▶ [DOCUMENT TEXT]
┄┄┄┄┄┄
YAC

Interviews with Artists






Rosie King


Interview by James McColl

-

Published October 2018

-

Discussing her most recent moving image work, I talked to moving image and installation artist Rosie King, graduate of Plymouth University. Having lived and made work predominantly in Plymouth, King has recently moved to Glasgow to start a MLitt in Fine Art Practice at Glasgow School of Art. This conversation (just prior to her move) focuses on two projects, GONE (Preserve Us) a multi-screen video and sound installation that documents King working with a cartographer, geologist and psychic to explore a village’s past, present and future, and The Bird Watcher, a research based observation piece about Russ, a local Plymouth bird watcher who she regularly goes birding with - the act of bird watching.

Like The Bird Watcher, much of King’s work stems from research periods that are spent working with individuals or small groups and often explores her relationship with these subjects. Our focus during our time together (and a recent discovery for King) is the need for control in her work.


-


Working with Russ, the best conversations have been when I didn’t have any recording equipment with me (laughs). What I tend to do is take those conversations and think about them as I edit, even if I might not have the dialogue for it.

I've been thinking quite a lot about control over what you see and obviously, working with a bird watcher, I was thinking about magpies quite a lot and I have a real need to salute them even though I’m completely aware that it will change nothing. I quite like that appearance of control over my future.


Does that action have anything to do with Bird Watching?

No (laughs). I’ve only been working with one bird watcher and he’s been doing it for a long time, over 25 years, I think he finds it painful. Also, what I’ve really got from working with Russ is not to personify birds or another living thing. You can’t give it your feelings, it doesn't have a human way of interacting and that's been quite interesting. I’ve been thinking about myself, control and this need to control your fate, even though you can’t.

Through A-N I’ve had an artist development bursary and part of that bursary has gone towards two mentoring sessions with Rory Pilgrim... we went right back through my work and started to pick out things, what became quite apparent is that control is in a lot of the work. I think if you’d spoken to me a year and a half ago, I would have said I very much work with a site or an interesting place, now I don’t think it’s that important to me. I think I just happen to be in specific places as you often do, and I make work about what’s around me.

Does doing more film editing feed this need for control? I think editing is where you realise how much control you want over everything.

I think so. Working with moving image, I’m definitely more aware of it. You can completely change things can’t you, as you edit? I’m not really a good camera person because I’ve always had this thing where I find them quite intrusive to a moment. I have it way more with photography, you’re only selecting one moment. Working with film more, what you’re selecting - it’s still so controlled even when just out filming. I’m definitely thinking more in that sense.




I’ve had trouble in the past as I’ve started to create narratives that aren’t actually there - because that’s the narrative I’ve wanted. You can sometimes slip into doing it and sometimes you need go back and look at footage again as that’s not actually how things went.

I think that has very much been at the forefront of my mind these last few weeks. It’s just that damage of trying to fit something into a narrative you think you want.

Do you consider yourself to be an ethical artist? There are moral and ethical grey areas when you are making work - especially film work. You have subjects that are a part of your films, how much do you grapple with that?
┄┄┄┄┄┄
Layout annotation records:
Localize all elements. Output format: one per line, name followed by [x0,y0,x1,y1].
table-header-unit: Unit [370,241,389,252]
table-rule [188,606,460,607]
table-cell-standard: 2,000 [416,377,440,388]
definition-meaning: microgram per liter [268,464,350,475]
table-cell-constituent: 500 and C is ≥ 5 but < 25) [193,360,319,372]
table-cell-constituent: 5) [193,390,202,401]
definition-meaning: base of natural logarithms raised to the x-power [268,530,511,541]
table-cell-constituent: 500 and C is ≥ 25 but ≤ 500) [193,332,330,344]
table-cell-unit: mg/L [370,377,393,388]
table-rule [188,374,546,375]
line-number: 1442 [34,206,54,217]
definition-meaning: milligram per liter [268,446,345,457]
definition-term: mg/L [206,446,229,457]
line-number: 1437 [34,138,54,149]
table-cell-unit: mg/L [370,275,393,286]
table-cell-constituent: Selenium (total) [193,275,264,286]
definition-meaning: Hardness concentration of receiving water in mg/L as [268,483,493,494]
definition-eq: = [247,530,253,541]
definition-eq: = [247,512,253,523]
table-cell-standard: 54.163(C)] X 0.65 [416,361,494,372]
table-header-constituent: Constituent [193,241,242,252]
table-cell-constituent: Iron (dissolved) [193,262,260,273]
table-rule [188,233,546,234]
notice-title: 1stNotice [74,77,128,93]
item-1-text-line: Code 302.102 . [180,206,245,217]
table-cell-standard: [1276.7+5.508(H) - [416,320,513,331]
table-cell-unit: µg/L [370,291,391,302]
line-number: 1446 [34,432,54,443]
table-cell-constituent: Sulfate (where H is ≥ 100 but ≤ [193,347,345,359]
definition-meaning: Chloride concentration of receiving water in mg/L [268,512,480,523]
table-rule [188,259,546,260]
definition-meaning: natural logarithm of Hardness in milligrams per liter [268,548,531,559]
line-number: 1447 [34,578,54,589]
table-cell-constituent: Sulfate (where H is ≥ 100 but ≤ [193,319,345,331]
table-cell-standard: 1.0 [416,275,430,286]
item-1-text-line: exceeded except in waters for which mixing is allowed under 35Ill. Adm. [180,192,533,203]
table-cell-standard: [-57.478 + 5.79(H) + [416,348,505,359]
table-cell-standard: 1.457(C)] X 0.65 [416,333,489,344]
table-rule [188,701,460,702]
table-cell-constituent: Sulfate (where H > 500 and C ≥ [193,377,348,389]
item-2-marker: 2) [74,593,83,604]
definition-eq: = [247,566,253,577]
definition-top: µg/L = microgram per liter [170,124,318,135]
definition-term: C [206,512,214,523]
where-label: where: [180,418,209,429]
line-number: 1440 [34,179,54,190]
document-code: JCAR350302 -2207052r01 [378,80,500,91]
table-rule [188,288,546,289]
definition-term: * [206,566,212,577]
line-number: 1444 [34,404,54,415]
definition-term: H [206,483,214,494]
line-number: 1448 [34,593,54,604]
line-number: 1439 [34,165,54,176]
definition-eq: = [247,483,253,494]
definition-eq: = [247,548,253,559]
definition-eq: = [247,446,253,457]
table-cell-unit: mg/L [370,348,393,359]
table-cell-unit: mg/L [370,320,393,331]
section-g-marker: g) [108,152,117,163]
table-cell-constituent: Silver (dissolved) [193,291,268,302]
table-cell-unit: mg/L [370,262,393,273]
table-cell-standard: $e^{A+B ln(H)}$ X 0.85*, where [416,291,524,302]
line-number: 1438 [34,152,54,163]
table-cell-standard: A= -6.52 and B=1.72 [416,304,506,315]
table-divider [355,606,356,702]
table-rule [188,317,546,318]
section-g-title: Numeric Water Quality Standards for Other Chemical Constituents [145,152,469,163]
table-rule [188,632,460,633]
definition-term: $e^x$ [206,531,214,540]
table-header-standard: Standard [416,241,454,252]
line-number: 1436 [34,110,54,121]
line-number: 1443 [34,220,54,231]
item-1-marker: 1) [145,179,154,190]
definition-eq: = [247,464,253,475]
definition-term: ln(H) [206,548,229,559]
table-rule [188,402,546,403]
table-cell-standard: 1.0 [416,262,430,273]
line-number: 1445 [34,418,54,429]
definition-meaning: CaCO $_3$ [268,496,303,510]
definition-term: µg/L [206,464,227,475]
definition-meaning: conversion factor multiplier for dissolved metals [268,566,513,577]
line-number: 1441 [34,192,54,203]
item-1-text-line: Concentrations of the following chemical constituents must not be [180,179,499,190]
┄┄┄┄┄┄
▶ [SHORT TASK]
Carry on the interview with Rosie King, starting right after its last sentence.

▶ [OUTPUT OF THE TASK]
At the minute, yes quite a lot. I used to make moving image work with found footage, mostly taken from YouTube that amateurs had uploaded and some work with advertising. I have absolutely no ethical issue taking from companies and adverts. I’m completely fine with taking that imagery, but using stuff from amateur film-making or from people who upload stuff for whatever reason, I’m aware that there’s some things I can’t use and some I don’t use. Someone’s uploaded it in a state of mind that they might regret. Now working with other people, I try to be really clear with them about where they sit within the work. By making this film I’m not giving them a voice. I think that’s a distinctive part for me, but it is hard.

You want someone to have their guard down and be as ‘them’ as possible, but that’s also when they are their most vulnerable and you don’t want to take advantage of that or show their vulnerability if they don’t want it shown.

What you were saying about working with your Gran, that you’d have these really long conversations and you’d realise that she had got to a point that she’d forgotten that she is being recorded - it’s so tricky. I was at an art event recently and there was a talk about terms and conditions for yourself. Most people, including myself, were thinking about it in terms of working with institutions and giving ourselves rest days but I’ve been thinking about whether I need to write a terms and conditions for working with other people. That would be something I give to other people when I start working with them, just as a way of that conversation being there right at the start. Where I had that conversation with Russ I think he’d probably forgotten because we spend so much time out together birding, he’s forgotten that I’m actually there for a different reason than he is. I do also really enjoy birding. Now I’ll just go birding for the sake of it.



For The Bird Watcher, you used a smartphone to record footage, was that because it is far less intrusive?

Yeah I think I’m more into this, from the practical side of walking around with someone all the time there is only so much equipment I can take by myself. Having no budget meant I couldn’t have a crew and I couldn’t have good equipment, I quite like the restriction that has placed on it and I think that’s really shaped the visuals... I’m not trying to mimic that high quality effect and it works for this piece. It will be interesting as on this MA I will suddenly have access to all this good equipment.

The change in your work seems to be that before, you would go to a location where there are already people and you’re interacting with them. Later, you invite people to go to a location or invite them to be a part of your work. In GONE (Preserve Us) you invited three people to be a part of it - it’s still your work but they are the subjects of it.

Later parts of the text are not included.